AIM
Repeat the whole listing exactly.

EXERCISE INPUTS
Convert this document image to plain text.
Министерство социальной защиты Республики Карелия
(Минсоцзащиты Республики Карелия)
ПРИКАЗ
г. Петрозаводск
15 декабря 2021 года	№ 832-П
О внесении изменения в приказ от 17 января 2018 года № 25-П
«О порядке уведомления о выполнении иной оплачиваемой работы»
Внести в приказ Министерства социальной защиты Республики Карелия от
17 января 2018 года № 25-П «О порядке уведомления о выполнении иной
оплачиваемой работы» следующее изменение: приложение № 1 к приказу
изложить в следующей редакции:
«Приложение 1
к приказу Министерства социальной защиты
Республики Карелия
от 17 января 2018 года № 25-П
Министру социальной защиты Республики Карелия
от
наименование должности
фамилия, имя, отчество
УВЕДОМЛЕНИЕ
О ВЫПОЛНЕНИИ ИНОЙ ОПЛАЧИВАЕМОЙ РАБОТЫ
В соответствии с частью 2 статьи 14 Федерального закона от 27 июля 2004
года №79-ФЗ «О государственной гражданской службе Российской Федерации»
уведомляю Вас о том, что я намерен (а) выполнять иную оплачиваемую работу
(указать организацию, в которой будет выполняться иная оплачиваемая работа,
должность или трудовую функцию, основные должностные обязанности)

RIGHT ANSWER
Convert this document image to plain text.
Министерство социальной защиты Республики Карелия
(Минсоцзащиты Республики Карелия)
ПРИКАЗ
г. Петрозаводск
15 декабря 2021 года	№ 832-П
О внесении изменения в приказ от 17 января 2018 года № 25-П
«О порядке уведомления о выполнении иной оплачиваемой работы»
Внести в приказ Министерства социальной защиты Республики Карелия от
17 января 2018 года № 25-П «О порядке уведомления о выполнении иной
оплачиваемой работы» следующее изменение: приложение № 1 к приказу
изложить в следующей редакции:
«Приложение 1
к приказу Министерства социальной защиты
Республики Карелия
от 17 января 2018 года № 25-П
Министру социальной защиты Республики Карелия
от
наименование должности
фамилия, имя, отчество
УВЕДОМЛЕНИЕ
О ВЫПОЛНЕНИИ ИНОЙ ОПЛАЧИВАЕМОЙ РАБОТЫ
В соответствии с частью 2 статьи 14 Федерального закона от 27 июля 2004
года №79-ФЗ «О государственной гражданской службе Российской Федерации»
уведомляю Вас о том, что я намерен (а) выполнять иную оплачиваемую работу
(указать организацию, в которой будет выполняться иная оплачиваемая работа,
должность или трудовую функцию, основные должностные обязанности)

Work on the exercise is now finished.